| Data to process |
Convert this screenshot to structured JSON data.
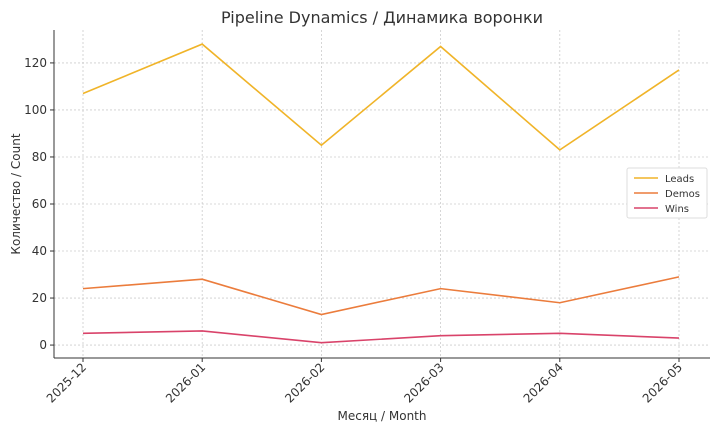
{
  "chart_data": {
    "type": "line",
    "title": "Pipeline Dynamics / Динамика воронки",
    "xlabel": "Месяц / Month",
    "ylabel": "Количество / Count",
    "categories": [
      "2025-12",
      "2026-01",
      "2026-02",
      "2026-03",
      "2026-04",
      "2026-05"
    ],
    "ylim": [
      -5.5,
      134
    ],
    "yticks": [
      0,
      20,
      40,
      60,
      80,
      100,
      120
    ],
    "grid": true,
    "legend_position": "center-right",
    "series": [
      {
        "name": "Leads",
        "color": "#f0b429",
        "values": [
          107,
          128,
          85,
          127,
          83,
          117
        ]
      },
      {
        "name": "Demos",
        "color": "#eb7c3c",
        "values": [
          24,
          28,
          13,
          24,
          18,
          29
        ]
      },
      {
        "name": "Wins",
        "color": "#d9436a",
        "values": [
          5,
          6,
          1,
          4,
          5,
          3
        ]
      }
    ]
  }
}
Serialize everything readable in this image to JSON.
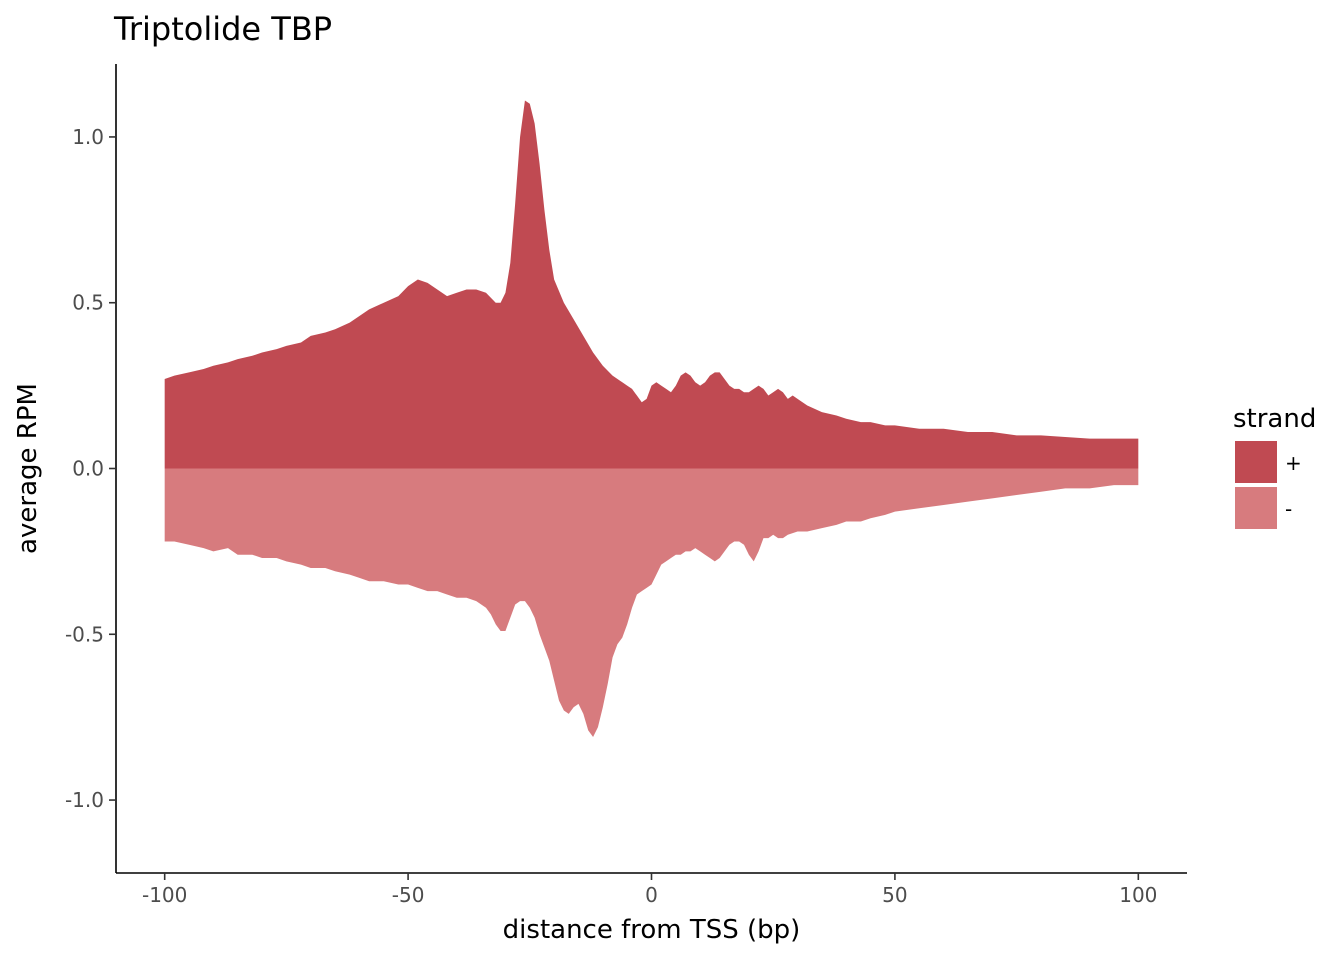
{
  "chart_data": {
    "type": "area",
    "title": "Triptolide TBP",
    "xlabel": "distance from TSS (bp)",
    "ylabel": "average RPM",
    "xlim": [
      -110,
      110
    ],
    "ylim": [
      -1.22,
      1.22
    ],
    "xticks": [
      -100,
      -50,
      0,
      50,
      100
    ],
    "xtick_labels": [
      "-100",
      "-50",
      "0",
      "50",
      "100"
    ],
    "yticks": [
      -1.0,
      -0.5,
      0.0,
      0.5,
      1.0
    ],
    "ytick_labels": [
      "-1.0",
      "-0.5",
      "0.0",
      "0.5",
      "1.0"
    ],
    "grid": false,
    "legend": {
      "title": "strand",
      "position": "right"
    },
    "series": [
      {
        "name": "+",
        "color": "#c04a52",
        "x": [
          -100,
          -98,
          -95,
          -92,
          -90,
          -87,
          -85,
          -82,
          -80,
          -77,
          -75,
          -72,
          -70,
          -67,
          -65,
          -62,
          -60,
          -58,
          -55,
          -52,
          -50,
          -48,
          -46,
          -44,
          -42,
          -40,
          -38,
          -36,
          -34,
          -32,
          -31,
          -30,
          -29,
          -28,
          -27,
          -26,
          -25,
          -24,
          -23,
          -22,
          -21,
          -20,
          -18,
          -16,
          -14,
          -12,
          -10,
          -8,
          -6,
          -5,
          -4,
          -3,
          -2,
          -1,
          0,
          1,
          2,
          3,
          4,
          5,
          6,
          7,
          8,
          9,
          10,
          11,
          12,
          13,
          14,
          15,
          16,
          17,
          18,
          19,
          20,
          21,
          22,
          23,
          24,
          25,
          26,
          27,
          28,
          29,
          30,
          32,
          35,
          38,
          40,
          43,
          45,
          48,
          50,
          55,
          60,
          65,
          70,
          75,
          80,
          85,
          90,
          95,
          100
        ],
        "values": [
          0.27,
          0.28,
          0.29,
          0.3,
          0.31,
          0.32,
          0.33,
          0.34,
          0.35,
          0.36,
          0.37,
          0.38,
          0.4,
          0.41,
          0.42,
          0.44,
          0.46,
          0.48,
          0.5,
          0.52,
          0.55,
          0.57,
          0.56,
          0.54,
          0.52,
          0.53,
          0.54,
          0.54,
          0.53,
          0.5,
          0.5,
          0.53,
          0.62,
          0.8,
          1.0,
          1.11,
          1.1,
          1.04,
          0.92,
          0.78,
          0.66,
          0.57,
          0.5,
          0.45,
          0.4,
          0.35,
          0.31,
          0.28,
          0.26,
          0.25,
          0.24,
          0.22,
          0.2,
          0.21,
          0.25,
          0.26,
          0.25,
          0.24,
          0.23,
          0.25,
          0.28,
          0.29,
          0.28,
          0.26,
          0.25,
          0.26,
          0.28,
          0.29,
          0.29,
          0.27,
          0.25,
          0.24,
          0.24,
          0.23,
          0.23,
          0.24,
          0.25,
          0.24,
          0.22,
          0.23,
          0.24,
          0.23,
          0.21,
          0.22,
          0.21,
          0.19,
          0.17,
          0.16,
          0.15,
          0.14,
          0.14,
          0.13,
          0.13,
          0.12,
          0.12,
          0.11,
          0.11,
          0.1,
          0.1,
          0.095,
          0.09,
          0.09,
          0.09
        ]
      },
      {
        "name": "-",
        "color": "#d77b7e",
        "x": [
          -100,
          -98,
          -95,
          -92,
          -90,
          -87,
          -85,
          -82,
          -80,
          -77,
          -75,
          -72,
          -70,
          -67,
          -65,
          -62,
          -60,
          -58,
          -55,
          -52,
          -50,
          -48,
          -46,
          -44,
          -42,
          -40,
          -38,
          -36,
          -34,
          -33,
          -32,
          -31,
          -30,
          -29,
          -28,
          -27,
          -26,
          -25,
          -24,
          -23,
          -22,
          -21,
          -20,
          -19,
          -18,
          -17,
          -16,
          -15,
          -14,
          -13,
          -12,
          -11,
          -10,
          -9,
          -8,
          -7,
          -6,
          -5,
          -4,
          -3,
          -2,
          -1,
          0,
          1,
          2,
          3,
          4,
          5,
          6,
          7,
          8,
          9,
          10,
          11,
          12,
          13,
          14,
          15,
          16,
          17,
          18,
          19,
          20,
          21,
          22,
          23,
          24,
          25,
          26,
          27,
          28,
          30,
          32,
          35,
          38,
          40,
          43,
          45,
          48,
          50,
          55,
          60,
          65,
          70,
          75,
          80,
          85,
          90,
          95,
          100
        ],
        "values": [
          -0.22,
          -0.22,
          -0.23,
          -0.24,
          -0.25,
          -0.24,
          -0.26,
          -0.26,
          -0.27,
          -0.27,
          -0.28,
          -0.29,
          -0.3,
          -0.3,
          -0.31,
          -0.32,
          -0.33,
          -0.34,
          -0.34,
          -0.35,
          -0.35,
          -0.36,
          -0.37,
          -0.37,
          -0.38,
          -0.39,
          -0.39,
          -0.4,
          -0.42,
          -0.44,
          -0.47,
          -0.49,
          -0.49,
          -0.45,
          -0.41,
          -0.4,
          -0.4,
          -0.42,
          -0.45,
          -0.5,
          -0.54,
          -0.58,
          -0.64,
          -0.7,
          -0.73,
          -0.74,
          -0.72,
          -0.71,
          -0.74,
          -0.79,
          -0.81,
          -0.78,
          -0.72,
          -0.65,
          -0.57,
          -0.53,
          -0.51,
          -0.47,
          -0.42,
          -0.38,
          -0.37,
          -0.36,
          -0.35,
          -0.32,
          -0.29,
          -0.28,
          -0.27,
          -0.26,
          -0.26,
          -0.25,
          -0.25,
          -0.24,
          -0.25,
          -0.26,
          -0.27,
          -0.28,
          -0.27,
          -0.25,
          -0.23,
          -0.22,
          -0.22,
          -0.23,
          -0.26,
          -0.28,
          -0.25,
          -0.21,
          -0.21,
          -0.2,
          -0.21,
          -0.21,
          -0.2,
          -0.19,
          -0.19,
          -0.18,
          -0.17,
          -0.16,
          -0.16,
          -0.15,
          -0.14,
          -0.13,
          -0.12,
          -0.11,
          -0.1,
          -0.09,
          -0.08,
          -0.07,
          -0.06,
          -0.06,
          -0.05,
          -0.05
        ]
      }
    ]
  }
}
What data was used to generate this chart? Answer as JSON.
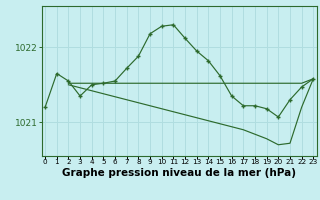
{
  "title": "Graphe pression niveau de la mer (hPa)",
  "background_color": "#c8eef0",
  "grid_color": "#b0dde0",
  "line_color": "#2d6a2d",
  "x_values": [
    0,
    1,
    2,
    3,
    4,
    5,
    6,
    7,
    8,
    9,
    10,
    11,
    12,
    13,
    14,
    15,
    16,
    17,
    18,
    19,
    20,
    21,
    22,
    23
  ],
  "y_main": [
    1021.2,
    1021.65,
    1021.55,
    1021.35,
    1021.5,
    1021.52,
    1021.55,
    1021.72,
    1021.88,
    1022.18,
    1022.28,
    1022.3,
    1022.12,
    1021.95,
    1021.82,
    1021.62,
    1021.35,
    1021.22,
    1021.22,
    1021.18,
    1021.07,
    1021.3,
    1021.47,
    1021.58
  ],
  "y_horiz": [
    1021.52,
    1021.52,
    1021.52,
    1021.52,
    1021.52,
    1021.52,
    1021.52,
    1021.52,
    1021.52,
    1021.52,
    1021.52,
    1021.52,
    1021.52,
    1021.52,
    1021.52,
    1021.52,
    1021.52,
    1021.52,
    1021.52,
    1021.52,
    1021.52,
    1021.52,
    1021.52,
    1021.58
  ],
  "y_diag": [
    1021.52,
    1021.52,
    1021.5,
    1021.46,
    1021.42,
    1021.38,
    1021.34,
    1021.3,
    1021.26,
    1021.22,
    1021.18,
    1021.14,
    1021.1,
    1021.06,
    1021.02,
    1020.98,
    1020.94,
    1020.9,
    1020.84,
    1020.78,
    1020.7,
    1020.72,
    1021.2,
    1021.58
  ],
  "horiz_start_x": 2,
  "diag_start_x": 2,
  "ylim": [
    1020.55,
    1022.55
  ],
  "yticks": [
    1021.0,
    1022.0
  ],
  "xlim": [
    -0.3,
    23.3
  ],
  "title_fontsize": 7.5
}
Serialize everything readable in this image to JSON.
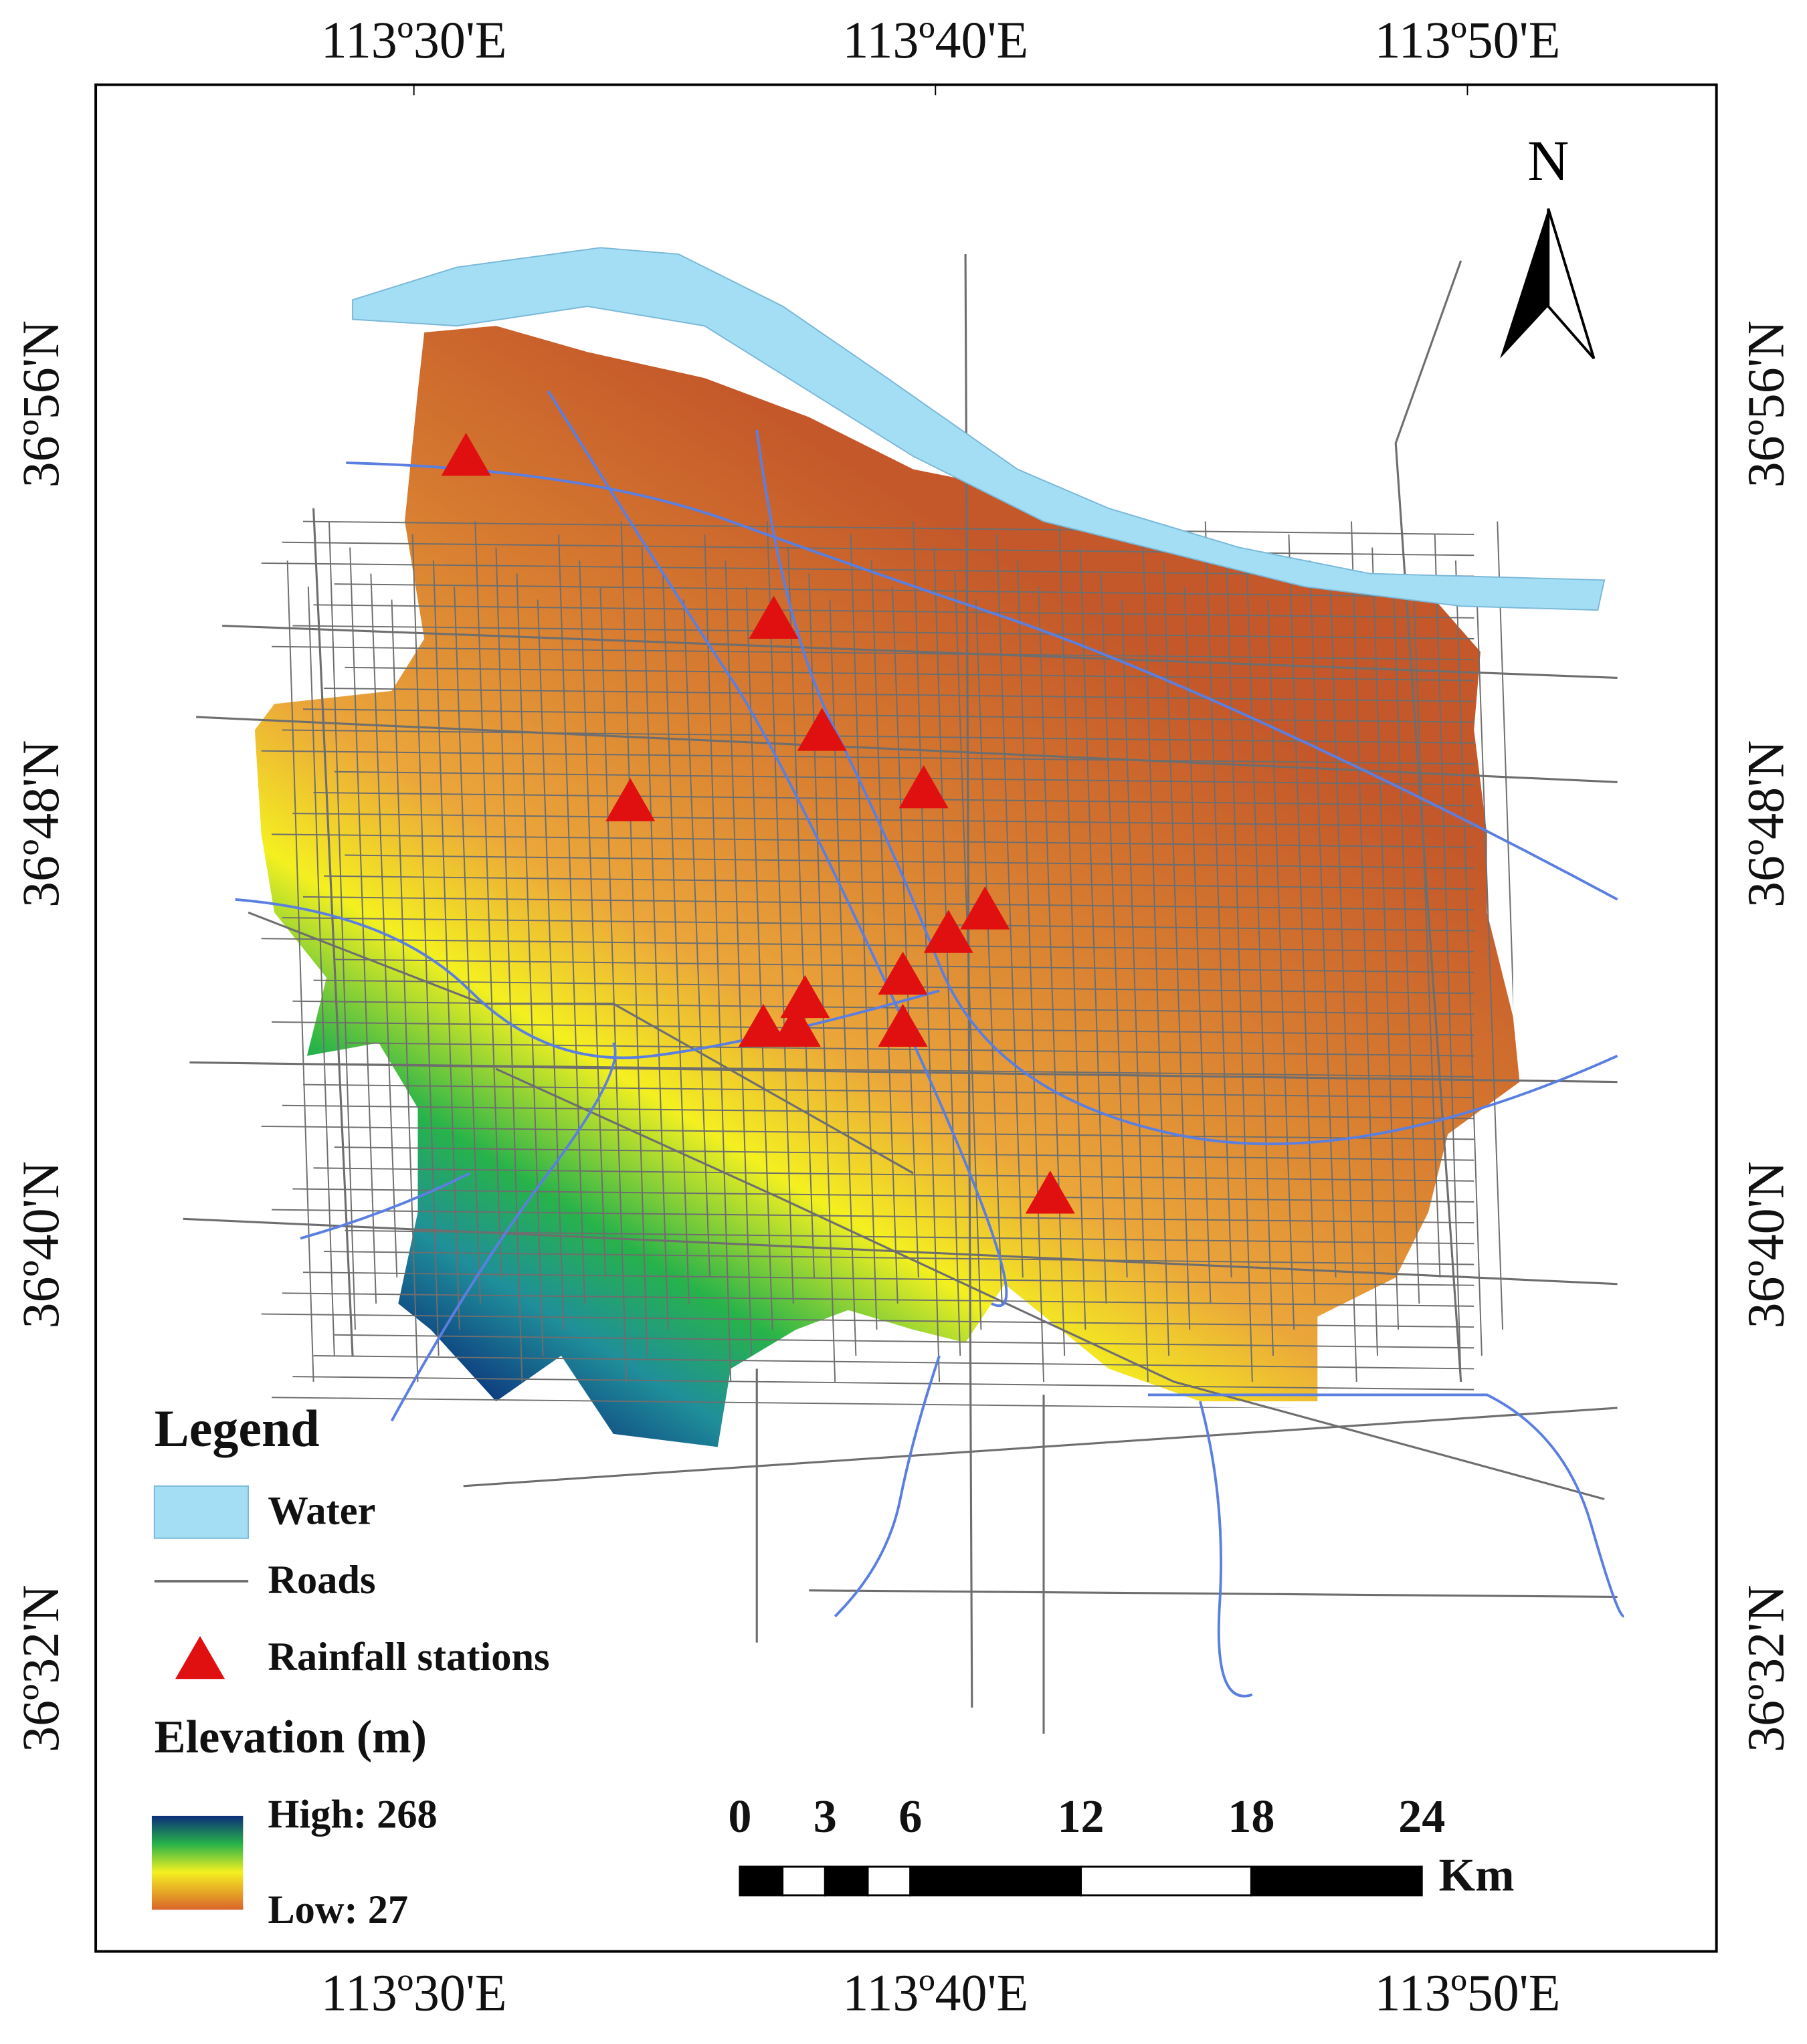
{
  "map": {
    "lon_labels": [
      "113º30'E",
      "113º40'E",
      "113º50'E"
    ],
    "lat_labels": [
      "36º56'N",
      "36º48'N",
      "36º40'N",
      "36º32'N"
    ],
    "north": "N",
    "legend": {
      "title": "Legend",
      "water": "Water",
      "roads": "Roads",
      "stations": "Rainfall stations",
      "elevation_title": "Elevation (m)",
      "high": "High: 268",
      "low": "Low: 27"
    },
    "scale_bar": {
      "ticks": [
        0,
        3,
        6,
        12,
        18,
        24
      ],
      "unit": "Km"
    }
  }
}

| What the task asks |
Return each line among the entries that holds the word "JSON".

| Exercise output |
Convert this screenshot to structured JSON data.
Serialize everything readable in this image to JSON.
What data was used to generate this chart? Answer as JSON.
Serialize everything readable in this image to JSON.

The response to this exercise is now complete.